__Records excerpted from a collection__:
● ● ● ● ●
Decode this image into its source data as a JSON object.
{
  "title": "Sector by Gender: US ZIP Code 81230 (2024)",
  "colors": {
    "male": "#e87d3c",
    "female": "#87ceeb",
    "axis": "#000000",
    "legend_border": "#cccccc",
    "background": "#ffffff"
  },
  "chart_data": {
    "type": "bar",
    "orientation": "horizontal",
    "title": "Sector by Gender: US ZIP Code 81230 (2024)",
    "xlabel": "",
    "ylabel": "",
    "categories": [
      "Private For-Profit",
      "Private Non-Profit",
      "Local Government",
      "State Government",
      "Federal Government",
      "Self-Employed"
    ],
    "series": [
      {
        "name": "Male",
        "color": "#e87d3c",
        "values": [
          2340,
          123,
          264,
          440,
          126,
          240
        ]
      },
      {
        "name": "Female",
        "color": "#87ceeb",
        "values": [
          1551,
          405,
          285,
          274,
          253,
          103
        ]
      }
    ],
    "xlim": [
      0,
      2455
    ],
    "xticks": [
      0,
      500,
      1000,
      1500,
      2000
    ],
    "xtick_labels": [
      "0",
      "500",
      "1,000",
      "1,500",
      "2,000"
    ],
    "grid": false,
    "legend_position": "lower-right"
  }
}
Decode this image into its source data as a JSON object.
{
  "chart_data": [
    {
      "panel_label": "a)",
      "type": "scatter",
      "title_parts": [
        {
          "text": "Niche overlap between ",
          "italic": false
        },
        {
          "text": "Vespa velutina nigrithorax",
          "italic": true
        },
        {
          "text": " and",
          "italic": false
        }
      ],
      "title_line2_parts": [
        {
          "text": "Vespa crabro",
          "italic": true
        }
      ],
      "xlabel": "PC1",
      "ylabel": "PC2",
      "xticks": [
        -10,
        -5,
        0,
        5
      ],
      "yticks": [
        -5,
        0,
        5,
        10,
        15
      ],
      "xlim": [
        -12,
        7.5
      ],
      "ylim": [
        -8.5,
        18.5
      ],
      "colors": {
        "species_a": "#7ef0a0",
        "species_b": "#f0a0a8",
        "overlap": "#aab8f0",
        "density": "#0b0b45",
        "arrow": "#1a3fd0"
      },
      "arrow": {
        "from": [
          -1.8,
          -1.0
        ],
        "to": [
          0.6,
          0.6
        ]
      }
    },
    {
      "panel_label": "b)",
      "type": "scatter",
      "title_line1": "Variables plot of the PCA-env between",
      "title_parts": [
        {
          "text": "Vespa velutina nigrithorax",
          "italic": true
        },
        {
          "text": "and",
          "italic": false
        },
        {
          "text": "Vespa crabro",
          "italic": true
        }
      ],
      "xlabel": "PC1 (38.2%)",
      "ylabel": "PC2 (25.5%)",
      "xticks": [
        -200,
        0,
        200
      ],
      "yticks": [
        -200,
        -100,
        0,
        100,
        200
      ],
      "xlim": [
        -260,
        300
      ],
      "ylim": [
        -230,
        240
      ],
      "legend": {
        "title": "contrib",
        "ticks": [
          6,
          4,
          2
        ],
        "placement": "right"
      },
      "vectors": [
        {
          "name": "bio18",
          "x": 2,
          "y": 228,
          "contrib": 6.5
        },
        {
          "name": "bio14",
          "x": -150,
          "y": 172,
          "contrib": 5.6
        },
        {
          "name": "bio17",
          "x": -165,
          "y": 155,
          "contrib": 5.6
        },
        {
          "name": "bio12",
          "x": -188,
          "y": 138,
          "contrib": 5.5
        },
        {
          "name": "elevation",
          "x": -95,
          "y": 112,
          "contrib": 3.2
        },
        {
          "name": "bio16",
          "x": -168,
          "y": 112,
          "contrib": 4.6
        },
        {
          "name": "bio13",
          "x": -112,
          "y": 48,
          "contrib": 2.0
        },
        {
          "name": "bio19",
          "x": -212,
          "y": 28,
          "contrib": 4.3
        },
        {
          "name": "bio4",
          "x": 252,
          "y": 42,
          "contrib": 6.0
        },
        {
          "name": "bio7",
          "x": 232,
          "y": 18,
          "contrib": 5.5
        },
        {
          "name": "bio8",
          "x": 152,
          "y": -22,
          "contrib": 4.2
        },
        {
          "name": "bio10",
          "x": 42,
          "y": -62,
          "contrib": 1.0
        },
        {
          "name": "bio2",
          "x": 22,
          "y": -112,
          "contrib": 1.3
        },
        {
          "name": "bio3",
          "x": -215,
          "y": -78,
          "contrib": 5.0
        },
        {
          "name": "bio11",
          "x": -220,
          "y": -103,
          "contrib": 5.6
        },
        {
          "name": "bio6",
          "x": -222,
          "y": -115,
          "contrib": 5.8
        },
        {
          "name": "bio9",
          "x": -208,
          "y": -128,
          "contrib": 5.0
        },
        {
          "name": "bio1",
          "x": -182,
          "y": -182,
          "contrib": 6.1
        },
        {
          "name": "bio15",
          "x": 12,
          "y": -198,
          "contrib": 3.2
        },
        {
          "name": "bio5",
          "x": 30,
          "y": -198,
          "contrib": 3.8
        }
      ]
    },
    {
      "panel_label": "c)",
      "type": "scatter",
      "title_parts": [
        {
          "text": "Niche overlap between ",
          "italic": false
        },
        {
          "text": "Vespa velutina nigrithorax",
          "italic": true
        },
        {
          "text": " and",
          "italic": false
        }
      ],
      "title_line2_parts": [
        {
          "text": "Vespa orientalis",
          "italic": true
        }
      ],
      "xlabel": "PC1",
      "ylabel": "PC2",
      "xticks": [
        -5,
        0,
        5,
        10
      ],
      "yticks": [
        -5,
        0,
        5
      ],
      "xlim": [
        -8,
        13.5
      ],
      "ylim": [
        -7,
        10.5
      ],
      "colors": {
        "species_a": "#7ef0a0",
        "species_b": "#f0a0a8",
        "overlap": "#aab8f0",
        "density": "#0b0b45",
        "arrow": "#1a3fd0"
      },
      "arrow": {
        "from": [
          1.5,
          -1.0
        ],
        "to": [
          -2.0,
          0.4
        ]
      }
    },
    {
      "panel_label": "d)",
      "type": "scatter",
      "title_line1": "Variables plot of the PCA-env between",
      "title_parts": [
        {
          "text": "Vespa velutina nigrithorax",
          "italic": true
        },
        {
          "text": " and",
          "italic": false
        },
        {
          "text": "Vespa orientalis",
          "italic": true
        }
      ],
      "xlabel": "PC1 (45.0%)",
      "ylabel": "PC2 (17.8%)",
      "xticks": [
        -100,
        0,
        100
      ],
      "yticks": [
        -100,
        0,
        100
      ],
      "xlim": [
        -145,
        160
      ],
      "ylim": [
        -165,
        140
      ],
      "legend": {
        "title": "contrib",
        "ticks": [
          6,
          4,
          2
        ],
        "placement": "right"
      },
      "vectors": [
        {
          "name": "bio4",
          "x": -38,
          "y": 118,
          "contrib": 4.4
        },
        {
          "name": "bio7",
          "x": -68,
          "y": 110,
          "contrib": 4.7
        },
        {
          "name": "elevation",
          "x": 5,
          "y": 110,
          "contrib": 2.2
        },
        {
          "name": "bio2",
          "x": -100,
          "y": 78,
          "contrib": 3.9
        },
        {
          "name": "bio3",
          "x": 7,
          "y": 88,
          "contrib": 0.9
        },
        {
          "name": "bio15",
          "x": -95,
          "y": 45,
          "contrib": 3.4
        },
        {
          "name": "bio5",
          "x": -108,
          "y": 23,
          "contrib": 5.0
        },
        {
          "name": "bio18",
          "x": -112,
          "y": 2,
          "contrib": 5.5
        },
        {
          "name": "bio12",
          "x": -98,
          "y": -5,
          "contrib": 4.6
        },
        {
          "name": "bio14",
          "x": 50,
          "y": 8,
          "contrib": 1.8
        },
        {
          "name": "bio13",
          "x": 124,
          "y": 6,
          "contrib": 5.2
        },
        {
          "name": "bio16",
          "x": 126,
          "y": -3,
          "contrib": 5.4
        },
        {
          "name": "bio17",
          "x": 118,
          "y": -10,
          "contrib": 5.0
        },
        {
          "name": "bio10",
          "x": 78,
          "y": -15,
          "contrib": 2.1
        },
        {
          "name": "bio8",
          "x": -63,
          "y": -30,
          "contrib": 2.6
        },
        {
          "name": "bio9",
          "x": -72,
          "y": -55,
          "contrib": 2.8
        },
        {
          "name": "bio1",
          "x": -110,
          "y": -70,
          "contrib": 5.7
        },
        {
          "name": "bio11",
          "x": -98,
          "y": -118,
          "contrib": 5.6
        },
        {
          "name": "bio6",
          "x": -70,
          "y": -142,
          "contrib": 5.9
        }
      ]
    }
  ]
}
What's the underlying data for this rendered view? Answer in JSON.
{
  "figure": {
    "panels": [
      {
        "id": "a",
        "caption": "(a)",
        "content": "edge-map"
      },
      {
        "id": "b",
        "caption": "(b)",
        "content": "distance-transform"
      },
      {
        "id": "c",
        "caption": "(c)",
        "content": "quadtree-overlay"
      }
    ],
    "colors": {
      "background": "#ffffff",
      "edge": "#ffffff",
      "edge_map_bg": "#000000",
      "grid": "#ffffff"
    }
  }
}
● ● ● ● ●
__Directive__: Only lines with the word "Government" should be collected from the material.

__Task answer__:
      "Local Government",
      "State Government",
      "Federal Government",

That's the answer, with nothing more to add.